Data records:

+++

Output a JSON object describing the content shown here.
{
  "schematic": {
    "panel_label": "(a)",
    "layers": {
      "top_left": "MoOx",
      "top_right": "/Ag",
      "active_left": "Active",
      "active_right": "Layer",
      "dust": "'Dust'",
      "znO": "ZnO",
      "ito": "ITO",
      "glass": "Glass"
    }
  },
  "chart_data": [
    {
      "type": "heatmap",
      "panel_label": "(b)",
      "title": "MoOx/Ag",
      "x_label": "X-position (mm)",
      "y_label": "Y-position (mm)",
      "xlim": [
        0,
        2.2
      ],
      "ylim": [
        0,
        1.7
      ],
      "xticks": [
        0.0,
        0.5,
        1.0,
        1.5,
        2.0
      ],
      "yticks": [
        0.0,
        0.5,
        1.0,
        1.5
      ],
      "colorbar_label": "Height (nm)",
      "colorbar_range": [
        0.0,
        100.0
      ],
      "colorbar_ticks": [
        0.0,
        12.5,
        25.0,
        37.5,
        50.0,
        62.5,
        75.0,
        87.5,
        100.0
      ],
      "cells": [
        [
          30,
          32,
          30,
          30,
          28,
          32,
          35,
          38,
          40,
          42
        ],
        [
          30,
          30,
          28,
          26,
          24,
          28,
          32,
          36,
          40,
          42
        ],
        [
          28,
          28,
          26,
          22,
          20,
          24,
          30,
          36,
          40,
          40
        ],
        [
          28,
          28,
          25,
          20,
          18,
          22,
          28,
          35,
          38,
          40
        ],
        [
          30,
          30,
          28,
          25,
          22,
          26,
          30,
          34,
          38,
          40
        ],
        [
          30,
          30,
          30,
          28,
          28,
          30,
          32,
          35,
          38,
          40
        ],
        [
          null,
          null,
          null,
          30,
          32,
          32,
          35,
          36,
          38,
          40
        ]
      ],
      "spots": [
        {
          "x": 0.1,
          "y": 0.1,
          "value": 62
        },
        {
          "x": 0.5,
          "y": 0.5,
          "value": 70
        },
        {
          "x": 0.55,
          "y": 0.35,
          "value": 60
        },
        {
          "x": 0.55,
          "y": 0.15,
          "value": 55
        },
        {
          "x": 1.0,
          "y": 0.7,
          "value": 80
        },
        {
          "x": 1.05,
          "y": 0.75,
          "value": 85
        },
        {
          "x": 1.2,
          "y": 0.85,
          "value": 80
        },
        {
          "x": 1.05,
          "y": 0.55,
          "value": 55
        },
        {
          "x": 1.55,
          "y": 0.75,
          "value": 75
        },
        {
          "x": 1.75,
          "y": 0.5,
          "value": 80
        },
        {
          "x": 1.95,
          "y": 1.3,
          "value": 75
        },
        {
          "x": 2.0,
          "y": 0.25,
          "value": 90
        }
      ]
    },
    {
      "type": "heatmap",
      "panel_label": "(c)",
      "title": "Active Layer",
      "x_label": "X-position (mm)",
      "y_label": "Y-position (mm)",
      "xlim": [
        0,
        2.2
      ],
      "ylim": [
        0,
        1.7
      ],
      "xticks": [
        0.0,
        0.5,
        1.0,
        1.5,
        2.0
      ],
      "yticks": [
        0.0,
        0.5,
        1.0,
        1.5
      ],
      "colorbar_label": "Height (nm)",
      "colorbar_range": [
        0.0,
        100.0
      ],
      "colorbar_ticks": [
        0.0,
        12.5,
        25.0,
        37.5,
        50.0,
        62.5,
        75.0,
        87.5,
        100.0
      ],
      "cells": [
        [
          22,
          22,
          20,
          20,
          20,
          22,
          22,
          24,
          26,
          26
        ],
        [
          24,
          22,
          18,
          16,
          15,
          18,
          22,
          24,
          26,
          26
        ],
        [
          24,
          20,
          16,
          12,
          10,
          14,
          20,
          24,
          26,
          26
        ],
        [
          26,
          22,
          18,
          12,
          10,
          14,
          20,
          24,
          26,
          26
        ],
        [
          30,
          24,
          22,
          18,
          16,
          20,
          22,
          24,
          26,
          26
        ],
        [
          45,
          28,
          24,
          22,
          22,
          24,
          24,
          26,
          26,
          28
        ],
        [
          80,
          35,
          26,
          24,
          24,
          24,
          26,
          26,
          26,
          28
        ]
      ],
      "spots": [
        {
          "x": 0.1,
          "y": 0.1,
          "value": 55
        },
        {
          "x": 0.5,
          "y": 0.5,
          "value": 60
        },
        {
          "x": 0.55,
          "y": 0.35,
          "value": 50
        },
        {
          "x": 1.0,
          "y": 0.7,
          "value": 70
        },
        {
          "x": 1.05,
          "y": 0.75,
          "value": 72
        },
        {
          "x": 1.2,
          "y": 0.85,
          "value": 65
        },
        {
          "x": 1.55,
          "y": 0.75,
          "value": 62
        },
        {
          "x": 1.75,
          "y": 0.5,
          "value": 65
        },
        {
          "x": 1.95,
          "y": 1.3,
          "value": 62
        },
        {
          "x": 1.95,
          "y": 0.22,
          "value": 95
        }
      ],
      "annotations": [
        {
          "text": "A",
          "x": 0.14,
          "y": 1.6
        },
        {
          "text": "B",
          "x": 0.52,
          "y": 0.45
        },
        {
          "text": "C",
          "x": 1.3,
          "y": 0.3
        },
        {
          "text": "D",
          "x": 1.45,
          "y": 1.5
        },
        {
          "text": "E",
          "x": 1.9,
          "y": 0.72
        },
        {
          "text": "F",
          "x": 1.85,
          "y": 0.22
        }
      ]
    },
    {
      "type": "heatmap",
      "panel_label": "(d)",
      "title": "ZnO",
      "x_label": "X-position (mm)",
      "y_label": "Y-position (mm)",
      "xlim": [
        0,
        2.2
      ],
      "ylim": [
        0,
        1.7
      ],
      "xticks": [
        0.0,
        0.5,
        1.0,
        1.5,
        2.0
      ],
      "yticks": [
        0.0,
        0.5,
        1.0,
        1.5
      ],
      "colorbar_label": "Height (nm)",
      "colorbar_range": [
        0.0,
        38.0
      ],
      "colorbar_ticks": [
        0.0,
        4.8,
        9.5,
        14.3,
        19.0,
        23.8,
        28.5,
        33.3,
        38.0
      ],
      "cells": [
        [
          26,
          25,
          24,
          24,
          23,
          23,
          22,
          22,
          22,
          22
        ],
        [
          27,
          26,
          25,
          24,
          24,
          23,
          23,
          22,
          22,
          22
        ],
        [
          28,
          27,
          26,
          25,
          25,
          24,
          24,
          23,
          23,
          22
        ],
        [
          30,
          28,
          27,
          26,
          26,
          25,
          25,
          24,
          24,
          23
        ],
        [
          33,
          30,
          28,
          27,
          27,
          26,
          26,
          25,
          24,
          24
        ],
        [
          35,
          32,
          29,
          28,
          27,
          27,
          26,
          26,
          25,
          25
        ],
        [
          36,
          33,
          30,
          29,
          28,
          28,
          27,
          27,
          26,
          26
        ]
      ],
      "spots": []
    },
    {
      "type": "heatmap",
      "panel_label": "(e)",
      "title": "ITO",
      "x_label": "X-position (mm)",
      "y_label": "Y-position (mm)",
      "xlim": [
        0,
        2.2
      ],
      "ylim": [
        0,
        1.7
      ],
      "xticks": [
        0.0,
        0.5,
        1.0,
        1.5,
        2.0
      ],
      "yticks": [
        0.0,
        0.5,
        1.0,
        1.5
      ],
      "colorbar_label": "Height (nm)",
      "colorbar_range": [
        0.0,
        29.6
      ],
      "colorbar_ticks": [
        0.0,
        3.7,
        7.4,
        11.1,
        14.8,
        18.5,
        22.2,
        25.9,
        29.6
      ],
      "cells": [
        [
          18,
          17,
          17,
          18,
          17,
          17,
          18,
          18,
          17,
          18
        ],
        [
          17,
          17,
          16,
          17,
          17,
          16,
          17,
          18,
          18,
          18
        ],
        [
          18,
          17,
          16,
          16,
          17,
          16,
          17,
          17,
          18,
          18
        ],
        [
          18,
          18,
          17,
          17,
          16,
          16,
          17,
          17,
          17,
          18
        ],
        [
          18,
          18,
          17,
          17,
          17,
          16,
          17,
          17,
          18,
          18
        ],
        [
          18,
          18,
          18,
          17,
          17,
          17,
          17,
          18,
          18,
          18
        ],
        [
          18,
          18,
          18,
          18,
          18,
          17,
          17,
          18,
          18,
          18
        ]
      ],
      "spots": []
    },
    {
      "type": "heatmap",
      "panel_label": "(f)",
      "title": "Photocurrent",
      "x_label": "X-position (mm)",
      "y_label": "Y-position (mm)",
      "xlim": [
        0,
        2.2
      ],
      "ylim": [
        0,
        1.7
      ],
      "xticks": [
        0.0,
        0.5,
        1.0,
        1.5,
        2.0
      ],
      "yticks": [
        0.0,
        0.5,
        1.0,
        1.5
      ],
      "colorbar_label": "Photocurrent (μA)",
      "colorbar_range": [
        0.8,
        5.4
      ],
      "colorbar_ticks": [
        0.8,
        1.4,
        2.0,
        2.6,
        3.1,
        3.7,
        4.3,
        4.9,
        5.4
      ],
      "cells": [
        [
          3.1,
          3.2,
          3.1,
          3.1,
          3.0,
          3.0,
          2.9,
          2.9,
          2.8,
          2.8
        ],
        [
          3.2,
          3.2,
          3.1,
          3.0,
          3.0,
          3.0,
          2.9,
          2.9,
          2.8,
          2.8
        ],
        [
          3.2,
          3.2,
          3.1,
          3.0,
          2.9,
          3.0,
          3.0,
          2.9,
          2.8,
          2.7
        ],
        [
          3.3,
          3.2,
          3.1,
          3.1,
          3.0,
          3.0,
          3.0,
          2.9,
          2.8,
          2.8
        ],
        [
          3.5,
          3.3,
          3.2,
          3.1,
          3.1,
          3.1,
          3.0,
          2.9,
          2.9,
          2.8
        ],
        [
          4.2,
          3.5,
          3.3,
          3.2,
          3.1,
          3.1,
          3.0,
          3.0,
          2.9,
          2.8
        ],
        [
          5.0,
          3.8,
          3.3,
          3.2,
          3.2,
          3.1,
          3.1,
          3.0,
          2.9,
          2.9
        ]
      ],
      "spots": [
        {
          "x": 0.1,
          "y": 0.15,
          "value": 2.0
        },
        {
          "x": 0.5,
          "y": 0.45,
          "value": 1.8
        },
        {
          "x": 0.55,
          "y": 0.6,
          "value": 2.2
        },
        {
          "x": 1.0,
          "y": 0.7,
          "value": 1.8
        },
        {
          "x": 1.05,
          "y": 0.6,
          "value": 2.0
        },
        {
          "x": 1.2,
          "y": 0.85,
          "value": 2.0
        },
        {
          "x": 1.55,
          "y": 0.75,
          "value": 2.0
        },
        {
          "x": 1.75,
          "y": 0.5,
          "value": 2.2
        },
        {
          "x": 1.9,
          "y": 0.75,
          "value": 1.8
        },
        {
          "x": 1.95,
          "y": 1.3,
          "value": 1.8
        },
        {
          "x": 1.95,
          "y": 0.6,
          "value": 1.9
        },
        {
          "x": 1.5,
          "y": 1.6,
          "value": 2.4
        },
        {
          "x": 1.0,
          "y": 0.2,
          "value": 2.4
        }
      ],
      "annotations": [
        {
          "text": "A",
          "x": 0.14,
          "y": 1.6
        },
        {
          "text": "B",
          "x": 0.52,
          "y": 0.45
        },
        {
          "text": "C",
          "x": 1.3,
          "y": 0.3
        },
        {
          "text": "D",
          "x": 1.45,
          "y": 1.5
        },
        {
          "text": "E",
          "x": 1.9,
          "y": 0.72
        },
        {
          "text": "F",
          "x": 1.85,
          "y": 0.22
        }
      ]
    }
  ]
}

+++

**Given request:** Search the records for the word "title", then list every line that has it.

**Reply to the task:**
      "title": "MoOx/Ag",
      "title": "Active Layer",
      "title": "ZnO",
      "title": "ITO",
      "title": "Photocurrent",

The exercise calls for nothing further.